**GIVEN DATA:**
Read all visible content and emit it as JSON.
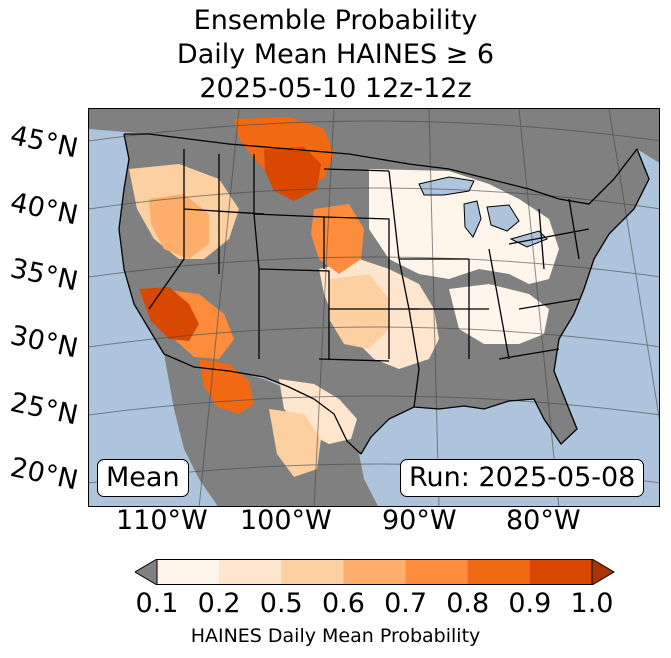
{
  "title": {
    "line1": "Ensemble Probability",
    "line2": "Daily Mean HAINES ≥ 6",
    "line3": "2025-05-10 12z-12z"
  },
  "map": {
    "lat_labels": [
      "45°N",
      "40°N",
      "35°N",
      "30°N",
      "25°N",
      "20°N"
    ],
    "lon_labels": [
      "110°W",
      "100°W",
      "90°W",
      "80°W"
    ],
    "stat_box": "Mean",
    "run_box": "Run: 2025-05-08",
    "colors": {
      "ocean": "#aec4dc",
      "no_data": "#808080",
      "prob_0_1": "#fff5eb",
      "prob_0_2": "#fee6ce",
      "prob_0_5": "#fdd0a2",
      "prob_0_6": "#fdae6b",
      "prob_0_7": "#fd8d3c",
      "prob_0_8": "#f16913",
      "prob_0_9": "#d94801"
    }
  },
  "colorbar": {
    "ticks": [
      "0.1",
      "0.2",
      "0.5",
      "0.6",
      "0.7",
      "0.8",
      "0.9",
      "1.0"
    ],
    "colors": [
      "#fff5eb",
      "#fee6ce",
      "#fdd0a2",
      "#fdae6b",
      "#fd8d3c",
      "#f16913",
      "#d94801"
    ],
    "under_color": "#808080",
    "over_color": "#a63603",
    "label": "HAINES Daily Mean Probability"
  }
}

**SET TASK:** Transcribe the material exactly, and leave out whatever pictures it holds.

**FINAL RESULT:**
Read all visible content and emit it as JSON.
{
  "title": {
    "line1": "Ensemble Probability",
    "line2": "Daily Mean HAINES ≥ 6",
    "line3": "2025-05-10 12z-12z"
  },
  "map": {
    "lat_labels": [
      "45°N",
      "40°N",
      "35°N",
      "30°N",
      "25°N",
      "20°N"
    ],
    "lon_labels": [
      "110°W",
      "100°W",
      "90°W",
      "80°W"
    ],
    "stat_box": "Mean",
    "run_box": "Run: 2025-05-08",
    "colors": {
      "ocean": "#aec4dc",
      "no_data": "#808080",
      "prob_0_1": "#fff5eb",
      "prob_0_2": "#fee6ce",
      "prob_0_5": "#fdd0a2",
      "prob_0_6": "#fdae6b",
      "prob_0_7": "#fd8d3c",
      "prob_0_8": "#f16913",
      "prob_0_9": "#d94801"
    }
  },
  "colorbar": {
    "ticks": [
      "0.1",
      "0.2",
      "0.5",
      "0.6",
      "0.7",
      "0.8",
      "0.9",
      "1.0"
    ],
    "colors": [
      "#fff5eb",
      "#fee6ce",
      "#fdd0a2",
      "#fdae6b",
      "#fd8d3c",
      "#f16913",
      "#d94801"
    ],
    "under_color": "#808080",
    "over_color": "#a63603",
    "label": "HAINES Daily Mean Probability"
  }
}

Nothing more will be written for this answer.